- _DATA RECORDS_:
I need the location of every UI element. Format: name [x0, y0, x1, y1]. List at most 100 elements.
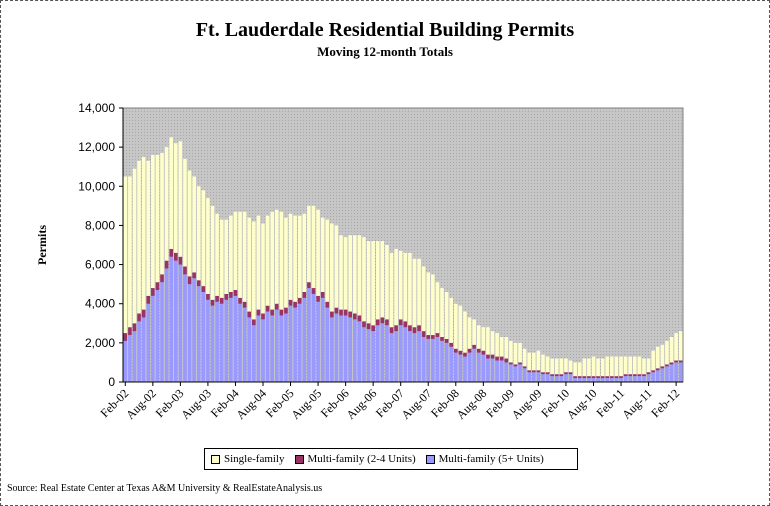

* * *

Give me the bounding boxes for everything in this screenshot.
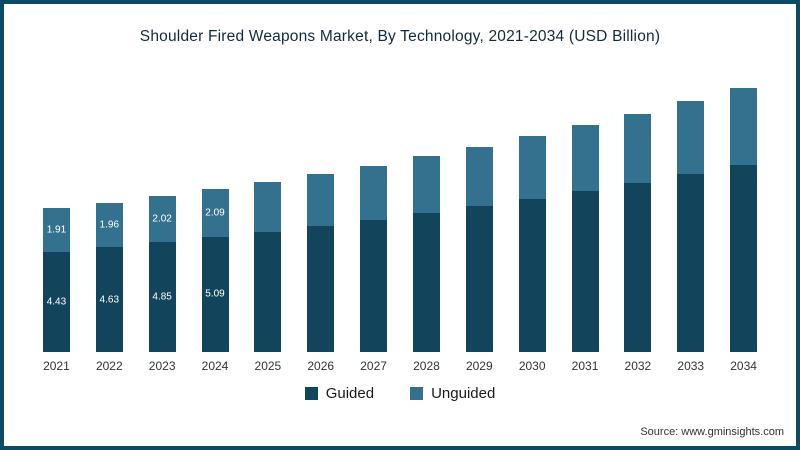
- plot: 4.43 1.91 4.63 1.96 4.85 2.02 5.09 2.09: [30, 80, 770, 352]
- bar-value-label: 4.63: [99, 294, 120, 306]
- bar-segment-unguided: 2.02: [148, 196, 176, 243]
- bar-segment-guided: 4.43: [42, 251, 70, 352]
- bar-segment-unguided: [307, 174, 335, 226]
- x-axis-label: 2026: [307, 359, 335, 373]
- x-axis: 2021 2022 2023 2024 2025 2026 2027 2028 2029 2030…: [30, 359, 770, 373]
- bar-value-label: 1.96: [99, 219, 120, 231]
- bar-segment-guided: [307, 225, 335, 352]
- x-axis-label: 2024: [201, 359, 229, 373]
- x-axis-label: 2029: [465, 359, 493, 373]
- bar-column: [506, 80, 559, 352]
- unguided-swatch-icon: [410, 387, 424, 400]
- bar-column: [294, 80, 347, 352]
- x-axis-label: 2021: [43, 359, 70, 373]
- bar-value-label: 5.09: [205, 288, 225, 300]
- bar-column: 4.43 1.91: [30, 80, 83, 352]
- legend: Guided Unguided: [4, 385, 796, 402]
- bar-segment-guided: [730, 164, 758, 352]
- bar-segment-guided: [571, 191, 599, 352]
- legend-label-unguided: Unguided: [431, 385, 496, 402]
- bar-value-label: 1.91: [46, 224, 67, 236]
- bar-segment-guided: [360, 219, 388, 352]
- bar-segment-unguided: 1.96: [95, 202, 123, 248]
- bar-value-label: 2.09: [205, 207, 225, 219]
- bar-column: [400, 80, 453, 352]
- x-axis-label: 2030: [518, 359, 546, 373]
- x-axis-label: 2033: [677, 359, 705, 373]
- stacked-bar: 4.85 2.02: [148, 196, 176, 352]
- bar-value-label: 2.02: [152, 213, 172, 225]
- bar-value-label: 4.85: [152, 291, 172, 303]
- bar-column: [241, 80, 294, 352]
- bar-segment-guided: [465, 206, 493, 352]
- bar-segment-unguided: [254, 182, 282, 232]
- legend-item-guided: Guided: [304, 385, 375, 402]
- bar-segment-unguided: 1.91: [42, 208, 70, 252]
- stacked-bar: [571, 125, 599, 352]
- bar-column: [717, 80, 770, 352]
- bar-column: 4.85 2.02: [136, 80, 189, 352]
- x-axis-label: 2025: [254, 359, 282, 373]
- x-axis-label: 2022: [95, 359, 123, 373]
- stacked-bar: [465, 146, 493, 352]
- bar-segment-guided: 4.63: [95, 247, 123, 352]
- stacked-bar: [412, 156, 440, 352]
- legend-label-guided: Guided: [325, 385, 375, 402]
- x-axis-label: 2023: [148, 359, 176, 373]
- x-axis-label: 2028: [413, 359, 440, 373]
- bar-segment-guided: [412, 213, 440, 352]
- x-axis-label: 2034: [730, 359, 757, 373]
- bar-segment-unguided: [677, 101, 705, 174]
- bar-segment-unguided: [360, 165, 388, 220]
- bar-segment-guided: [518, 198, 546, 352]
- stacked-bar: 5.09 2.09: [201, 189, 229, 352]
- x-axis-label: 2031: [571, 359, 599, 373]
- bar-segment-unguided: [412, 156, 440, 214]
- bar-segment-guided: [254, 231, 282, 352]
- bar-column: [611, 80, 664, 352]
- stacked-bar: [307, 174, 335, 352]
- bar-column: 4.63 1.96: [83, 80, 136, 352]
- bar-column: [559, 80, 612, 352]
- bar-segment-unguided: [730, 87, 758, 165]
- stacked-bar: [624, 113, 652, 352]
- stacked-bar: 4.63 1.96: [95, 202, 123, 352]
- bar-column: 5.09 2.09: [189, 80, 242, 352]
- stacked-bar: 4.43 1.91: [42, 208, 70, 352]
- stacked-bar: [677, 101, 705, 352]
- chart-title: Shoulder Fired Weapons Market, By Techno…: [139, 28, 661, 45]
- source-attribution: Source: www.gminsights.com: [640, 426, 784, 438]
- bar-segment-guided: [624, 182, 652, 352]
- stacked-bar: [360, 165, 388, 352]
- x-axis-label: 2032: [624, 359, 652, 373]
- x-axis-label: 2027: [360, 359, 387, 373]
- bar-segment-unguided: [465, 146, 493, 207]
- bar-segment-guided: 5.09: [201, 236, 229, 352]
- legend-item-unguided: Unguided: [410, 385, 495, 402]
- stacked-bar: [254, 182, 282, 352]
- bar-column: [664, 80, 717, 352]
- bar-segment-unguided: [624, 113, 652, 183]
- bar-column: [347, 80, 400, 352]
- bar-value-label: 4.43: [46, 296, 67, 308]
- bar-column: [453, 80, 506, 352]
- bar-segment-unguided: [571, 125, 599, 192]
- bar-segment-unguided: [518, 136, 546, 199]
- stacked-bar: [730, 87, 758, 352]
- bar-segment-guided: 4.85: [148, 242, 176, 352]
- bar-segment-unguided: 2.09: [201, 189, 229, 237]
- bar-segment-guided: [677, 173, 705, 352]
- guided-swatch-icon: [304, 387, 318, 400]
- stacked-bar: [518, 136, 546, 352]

- _INSTRUCTIONS FOR THE TASK_:
Rewrite the stretch of records from the line containing "Give me the" through the line containing "- bar-segment-unguided: 2.02: [148, 196, 176, 243]", replacing "screenshot" with "image" and leaving everything else unchanged. Omit the pictures from your answer.

- _RESULT OF THIS EXERCISE_:
Give me the bounding boxes for everything in this image.
- plot: 4.43 1.91 4.63 1.96 4.85 2.02 5.09 2.09: [30, 80, 770, 352]
- bar-value-label: 4.63: [99, 294, 120, 306]
- bar-segment-unguided: 2.02: [148, 196, 176, 243]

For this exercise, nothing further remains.